> [What is asked]:
Report how many lines in the records below contain the word "Sicherheitsgründen". Give only the number.

::: Provided information :::

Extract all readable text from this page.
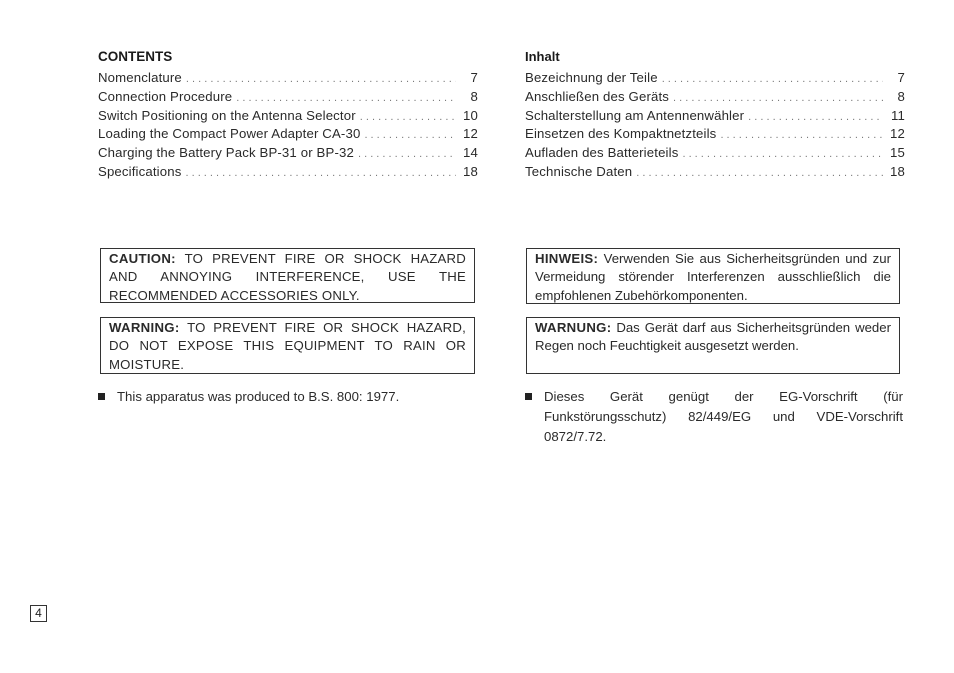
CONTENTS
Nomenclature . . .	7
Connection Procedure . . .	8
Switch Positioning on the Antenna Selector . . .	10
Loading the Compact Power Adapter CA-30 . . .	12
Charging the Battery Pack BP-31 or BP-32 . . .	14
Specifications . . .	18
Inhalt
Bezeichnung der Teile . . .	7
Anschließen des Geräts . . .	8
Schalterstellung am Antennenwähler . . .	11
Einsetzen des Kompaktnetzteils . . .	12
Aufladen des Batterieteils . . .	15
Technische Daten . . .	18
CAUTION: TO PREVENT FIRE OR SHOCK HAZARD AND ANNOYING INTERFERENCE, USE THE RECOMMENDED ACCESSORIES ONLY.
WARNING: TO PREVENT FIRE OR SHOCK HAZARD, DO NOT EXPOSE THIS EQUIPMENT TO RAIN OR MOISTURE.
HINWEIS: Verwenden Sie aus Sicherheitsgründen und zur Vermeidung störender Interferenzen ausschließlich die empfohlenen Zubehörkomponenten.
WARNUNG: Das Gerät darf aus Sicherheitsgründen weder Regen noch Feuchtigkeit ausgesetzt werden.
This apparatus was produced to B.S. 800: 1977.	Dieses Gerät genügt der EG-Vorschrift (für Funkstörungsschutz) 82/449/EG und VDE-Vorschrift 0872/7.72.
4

:::
::: Provided information :::

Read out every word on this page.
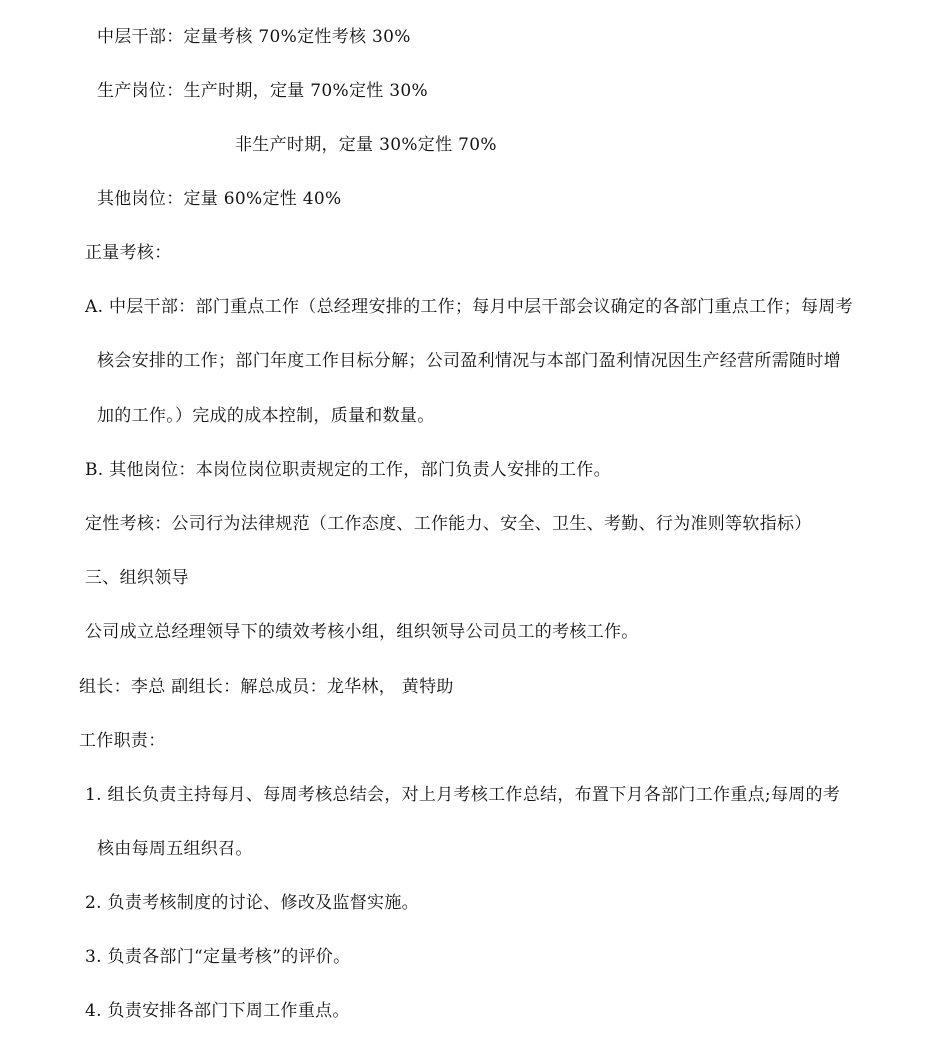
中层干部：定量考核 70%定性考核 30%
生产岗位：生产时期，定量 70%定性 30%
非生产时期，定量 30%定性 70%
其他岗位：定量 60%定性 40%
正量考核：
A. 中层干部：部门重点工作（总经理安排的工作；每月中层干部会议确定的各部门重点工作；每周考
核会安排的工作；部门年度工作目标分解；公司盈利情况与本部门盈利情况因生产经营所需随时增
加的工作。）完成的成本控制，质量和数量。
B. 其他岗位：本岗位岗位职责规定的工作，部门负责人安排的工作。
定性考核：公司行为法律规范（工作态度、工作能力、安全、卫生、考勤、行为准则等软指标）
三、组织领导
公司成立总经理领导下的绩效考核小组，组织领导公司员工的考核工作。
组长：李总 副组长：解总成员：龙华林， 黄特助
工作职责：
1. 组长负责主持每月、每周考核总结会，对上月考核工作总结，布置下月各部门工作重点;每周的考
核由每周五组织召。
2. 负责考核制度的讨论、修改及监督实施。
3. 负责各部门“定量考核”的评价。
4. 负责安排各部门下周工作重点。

:::

> [Task answer]:
2